Set task:
Show each line that has the string "Turmbesteigung" in it.

★ ★ ★

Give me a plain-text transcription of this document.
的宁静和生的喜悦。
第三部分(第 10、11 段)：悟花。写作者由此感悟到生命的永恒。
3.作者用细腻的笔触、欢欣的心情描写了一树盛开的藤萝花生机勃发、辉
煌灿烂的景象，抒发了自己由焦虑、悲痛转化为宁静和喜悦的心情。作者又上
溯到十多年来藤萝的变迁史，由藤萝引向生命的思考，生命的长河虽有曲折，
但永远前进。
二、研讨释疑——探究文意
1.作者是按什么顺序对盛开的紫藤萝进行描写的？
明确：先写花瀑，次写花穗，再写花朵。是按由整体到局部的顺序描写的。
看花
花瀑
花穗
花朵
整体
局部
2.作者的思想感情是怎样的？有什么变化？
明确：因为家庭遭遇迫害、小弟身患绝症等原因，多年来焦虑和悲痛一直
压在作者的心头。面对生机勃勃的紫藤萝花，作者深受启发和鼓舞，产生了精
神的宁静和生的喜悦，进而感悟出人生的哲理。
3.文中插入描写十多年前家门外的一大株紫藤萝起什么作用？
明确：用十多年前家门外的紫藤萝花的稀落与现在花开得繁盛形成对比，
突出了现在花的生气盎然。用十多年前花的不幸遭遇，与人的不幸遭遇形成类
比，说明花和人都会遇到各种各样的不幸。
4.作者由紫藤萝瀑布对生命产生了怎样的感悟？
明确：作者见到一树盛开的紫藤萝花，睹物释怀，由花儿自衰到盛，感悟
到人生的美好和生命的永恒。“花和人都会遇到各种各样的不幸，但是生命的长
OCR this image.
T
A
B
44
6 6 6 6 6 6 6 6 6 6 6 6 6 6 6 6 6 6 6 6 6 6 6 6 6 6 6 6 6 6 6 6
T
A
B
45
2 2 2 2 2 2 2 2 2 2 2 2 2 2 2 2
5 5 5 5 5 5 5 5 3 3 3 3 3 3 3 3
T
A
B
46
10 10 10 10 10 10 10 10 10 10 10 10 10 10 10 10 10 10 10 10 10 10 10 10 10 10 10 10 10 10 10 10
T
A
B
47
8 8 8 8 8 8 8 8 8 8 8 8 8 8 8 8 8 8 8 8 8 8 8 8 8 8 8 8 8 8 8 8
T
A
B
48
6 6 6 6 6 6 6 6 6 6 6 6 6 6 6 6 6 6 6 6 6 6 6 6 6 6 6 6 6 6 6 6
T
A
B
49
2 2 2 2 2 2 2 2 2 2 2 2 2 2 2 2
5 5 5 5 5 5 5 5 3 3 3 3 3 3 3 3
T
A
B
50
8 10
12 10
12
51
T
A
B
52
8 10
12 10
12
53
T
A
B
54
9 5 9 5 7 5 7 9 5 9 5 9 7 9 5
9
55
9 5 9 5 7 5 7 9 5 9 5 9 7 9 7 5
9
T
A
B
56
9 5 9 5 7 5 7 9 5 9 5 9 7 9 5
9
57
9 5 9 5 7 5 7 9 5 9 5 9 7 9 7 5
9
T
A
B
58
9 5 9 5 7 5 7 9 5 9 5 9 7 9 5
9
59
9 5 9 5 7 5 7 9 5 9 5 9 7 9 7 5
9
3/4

★ ★ ★

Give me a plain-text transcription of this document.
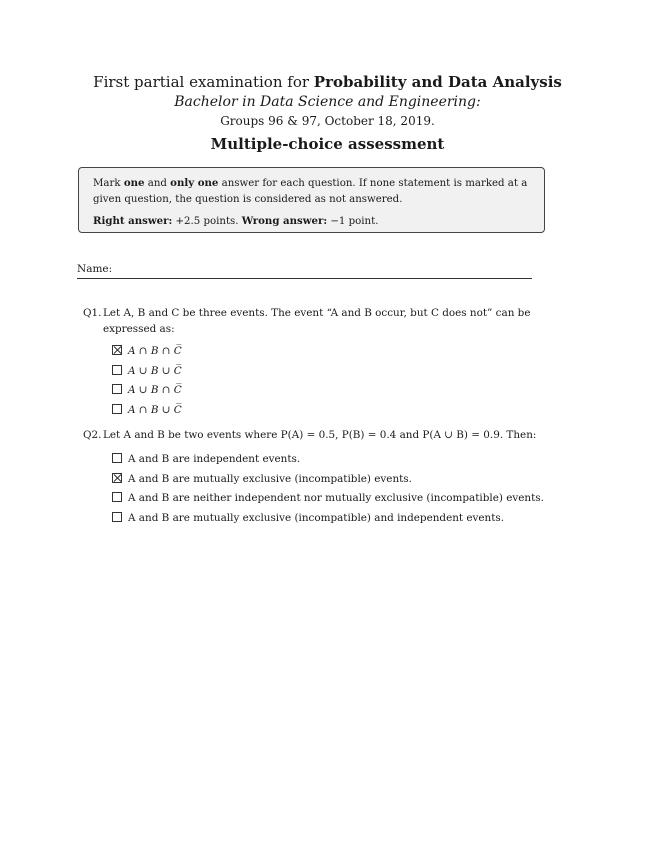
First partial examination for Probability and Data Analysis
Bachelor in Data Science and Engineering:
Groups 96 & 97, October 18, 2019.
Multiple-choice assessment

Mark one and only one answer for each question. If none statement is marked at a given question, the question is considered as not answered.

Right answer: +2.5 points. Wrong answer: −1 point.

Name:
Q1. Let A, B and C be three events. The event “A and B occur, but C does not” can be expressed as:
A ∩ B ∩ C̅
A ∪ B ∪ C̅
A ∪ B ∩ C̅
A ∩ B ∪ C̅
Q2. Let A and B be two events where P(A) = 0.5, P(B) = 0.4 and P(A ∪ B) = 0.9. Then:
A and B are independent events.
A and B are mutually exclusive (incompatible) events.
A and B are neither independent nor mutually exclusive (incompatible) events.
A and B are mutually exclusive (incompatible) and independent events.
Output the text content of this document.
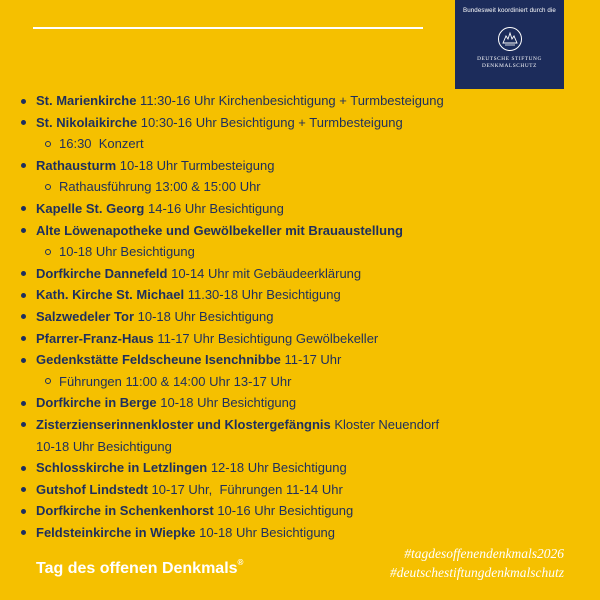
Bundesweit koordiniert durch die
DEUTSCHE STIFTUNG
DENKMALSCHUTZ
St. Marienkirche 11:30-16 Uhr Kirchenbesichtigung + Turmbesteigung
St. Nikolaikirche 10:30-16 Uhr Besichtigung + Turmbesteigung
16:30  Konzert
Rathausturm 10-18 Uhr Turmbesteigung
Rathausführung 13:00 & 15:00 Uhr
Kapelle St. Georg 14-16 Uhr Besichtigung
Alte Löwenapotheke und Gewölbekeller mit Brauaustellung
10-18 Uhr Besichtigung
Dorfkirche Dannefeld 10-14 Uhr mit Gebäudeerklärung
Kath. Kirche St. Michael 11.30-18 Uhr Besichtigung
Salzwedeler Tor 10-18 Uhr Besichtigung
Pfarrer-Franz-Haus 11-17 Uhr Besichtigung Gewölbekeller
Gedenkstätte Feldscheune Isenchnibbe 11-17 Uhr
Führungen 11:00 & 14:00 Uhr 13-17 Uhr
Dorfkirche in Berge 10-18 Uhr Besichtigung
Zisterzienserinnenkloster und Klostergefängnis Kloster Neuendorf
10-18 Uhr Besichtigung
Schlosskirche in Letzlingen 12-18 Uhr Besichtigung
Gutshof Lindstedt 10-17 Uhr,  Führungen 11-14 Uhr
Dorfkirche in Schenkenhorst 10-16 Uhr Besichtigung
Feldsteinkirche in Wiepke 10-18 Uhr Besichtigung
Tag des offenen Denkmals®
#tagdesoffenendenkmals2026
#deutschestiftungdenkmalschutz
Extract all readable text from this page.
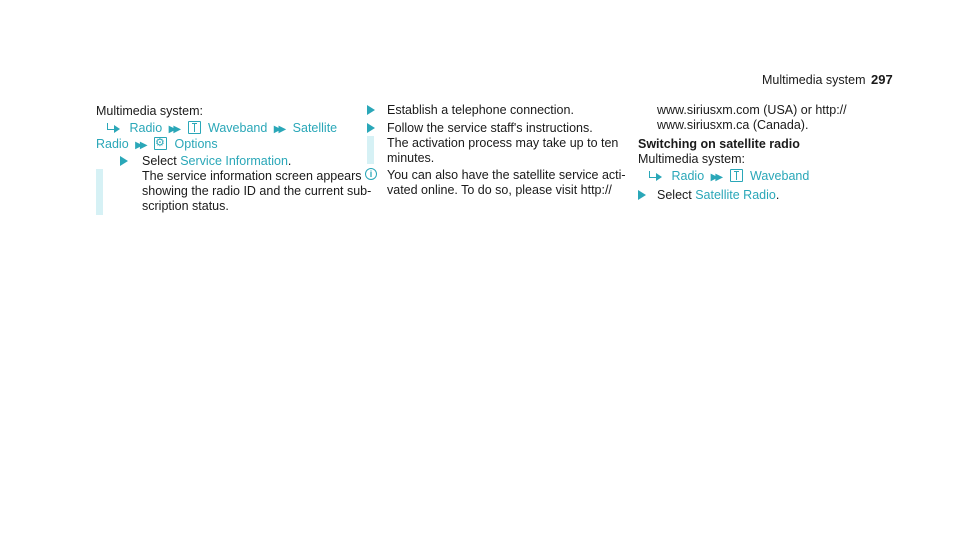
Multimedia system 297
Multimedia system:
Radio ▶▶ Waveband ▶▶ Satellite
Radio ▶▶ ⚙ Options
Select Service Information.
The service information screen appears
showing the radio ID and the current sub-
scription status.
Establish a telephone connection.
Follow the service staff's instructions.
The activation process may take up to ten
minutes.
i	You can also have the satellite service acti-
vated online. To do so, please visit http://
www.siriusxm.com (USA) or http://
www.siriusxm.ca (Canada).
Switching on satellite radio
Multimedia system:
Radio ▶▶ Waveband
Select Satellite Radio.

★ ★ ★

Solved exercise:
St. Marienkirche 11:30-16 Uhr Kirchenbesichtigung + Turmbesteigung
St. Nikolaikirche 10:30-16 Uhr Besichtigung + Turmbesteigung
Rathausturm 10-18 Uhr Turmbesteigung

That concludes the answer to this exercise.